■ **Do this**: Return the whole listing, keeping every character the same.

■ **Record set**:

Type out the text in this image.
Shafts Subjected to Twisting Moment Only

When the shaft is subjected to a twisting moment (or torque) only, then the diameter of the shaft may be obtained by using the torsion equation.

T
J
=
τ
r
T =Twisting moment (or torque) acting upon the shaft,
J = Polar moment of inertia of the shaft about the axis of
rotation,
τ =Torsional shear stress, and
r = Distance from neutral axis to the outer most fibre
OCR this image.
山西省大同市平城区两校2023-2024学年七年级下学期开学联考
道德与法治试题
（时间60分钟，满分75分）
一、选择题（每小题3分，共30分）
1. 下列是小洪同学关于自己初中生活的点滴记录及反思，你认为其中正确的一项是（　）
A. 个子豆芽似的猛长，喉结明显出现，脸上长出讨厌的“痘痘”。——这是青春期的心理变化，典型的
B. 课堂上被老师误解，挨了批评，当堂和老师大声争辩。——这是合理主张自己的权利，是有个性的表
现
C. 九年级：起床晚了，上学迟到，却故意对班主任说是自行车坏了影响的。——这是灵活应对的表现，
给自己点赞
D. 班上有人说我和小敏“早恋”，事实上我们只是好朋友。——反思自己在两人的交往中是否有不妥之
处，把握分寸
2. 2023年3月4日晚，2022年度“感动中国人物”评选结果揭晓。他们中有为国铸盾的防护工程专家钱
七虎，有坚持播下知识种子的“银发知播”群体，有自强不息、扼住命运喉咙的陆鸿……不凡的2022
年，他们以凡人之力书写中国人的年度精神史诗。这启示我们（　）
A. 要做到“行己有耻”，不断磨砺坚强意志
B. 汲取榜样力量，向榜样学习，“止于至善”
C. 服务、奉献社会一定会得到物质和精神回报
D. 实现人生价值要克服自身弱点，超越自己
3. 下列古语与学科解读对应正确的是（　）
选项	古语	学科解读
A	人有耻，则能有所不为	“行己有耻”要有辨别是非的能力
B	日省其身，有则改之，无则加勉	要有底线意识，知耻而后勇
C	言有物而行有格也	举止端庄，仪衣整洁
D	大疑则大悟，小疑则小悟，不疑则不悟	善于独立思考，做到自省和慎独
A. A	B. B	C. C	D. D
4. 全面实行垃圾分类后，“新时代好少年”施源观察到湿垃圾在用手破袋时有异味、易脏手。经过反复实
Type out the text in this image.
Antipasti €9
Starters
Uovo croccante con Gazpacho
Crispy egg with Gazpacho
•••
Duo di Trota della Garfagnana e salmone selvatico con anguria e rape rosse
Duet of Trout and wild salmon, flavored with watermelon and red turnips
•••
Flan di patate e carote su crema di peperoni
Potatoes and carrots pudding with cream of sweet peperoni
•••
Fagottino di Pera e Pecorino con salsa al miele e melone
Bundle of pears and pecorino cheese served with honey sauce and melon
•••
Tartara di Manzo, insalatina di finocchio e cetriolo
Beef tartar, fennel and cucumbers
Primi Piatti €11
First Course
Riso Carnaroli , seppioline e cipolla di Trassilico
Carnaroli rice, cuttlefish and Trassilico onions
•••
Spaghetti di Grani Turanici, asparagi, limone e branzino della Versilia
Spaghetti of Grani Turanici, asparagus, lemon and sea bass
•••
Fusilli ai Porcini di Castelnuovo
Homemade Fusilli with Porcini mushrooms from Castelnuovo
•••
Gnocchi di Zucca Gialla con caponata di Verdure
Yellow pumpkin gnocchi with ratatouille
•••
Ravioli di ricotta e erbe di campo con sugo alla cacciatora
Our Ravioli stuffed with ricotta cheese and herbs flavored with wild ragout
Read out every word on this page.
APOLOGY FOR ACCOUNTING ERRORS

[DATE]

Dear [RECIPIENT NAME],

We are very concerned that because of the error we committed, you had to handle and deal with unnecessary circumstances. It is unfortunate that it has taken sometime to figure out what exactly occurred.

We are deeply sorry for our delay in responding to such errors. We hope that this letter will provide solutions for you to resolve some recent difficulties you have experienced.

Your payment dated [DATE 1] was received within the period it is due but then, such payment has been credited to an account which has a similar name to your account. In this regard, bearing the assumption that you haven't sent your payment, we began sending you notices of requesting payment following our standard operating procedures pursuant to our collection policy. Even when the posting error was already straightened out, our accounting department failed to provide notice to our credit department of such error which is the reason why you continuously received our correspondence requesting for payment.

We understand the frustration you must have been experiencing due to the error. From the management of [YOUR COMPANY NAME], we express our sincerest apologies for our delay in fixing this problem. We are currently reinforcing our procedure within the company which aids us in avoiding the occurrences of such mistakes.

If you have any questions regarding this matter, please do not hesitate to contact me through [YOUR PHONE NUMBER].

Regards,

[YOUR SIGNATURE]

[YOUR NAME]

■ **Solution to the problem**:
Type out the text in this image.
Shafts Subjected to Twisting Moment Only

When the shaft is subjected to a twisting moment (or torque) only, then the diameter of the shaft may be obtained by using the torsion equation.

T
J
=
τ
r
T =Twisting moment (or torque) acting upon the shaft,
J = Polar moment of inertia of the shaft about the axis of
rotation,
τ =Torsional shear stress, and
r = Distance from neutral axis to the outer most fibre
OCR this image.
山西省大同市平城区两校2023-2024学年七年级下学期开学联考
道德与法治试题
（时间60分钟，满分75分）
一、选择题（每小题3分，共30分）
1. 下列是小洪同学关于自己初中生活的点滴记录及反思，你认为其中正确的一项是（　）
A. 个子豆芽似的猛长，喉结明显出现，脸上长出讨厌的“痘痘”。——这是青春期的心理变化，典型的
B. 课堂上被老师误解，挨了批评，当堂和老师大声争辩。——这是合理主张自己的权利，是有个性的表
现
C. 九年级：起床晚了，上学迟到，却故意对班主任说是自行车坏了影响的。——这是灵活应对的表现，
给自己点赞
D. 班上有人说我和小敏“早恋”，事实上我们只是好朋友。——反思自己在两人的交往中是否有不妥之
处，把握分寸
2. 2023年3月4日晚，2022年度“感动中国人物”评选结果揭晓。他们中有为国铸盾的防护工程专家钱
七虎，有坚持播下知识种子的“银发知播”群体，有自强不息、扼住命运喉咙的陆鸿……不凡的2022
年，他们以凡人之力书写中国人的年度精神史诗。这启示我们（　）
A. 要做到“行己有耻”，不断磨砺坚强意志
B. 汲取榜样力量，向榜样学习，“止于至善”
C. 服务、奉献社会一定会得到物质和精神回报
D. 实现人生价值要克服自身弱点，超越自己
3. 下列古语与学科解读对应正确的是（　）
选项	古语	学科解读
A	人有耻，则能有所不为	“行己有耻”要有辨别是非的能力
B	日省其身，有则改之，无则加勉	要有底线意识，知耻而后勇
C	言有物而行有格也	举止端庄，仪衣整洁
D	大疑则大悟，小疑则小悟，不疑则不悟	善于独立思考，做到自省和慎独
A. A	B. B	C. C	D. D
4. 全面实行垃圾分类后，“新时代好少年”施源观察到湿垃圾在用手破袋时有异味、易脏手。经过反复实
Type out the text in this image.
Antipasti €9
Starters
Uovo croccante con Gazpacho
Crispy egg with Gazpacho
•••
Duo di Trota della Garfagnana e salmone selvatico con anguria e rape rosse
Duet of Trout and wild salmon, flavored with watermelon and red turnips
•••
Flan di patate e carote su crema di peperoni
Potatoes and carrots pudding with cream of sweet peperoni
•••
Fagottino di Pera e Pecorino con salsa al miele e melone
Bundle of pears and pecorino cheese served with honey sauce and melon
•••
Tartara di Manzo, insalatina di finocchio e cetriolo
Beef tartar, fennel and cucumbers
Primi Piatti €11
First Course
Riso Carnaroli , seppioline e cipolla di Trassilico
Carnaroli rice, cuttlefish and Trassilico onions
•••
Spaghetti di Grani Turanici, asparagi, limone e branzino della Versilia
Spaghetti of Grani Turanici, asparagus, lemon and sea bass
•••
Fusilli ai Porcini di Castelnuovo
Homemade Fusilli with Porcini mushrooms from Castelnuovo
•••
Gnocchi di Zucca Gialla con caponata di Verdure
Yellow pumpkin gnocchi with ratatouille
•••
Ravioli di ricotta e erbe di campo con sugo alla cacciatora
Our Ravioli stuffed with ricotta cheese and herbs flavored with wild ragout
Read out every word on this page.
APOLOGY FOR ACCOUNTING ERRORS

[DATE]

Dear [RECIPIENT NAME],

We are very concerned that because of the error we committed, you had to handle and deal with unnecessary circumstances. It is unfortunate that it has taken sometime to figure out what exactly occurred.

We are deeply sorry for our delay in responding to such errors. We hope that this letter will provide solutions for you to resolve some recent difficulties you have experienced.

Your payment dated [DATE 1] was received within the period it is due but then, such payment has been credited to an account which has a similar name to your account. In this regard, bearing the assumption that you haven't sent your payment, we began sending you notices of requesting payment following our standard operating procedures pursuant to our collection policy. Even when the posting error was already straightened out, our accounting department failed to provide notice to our credit department of such error which is the reason why you continuously received our correspondence requesting for payment.

We understand the frustration you must have been experiencing due to the error. From the management of [YOUR COMPANY NAME], we express our sincerest apologies for our delay in fixing this problem. We are currently reinforcing our procedure within the company which aids us in avoiding the occurrences of such mistakes.

If you have any questions regarding this matter, please do not hesitate to contact me through [YOUR PHONE NUMBER].

Regards,

[YOUR SIGNATURE]

[YOUR NAME]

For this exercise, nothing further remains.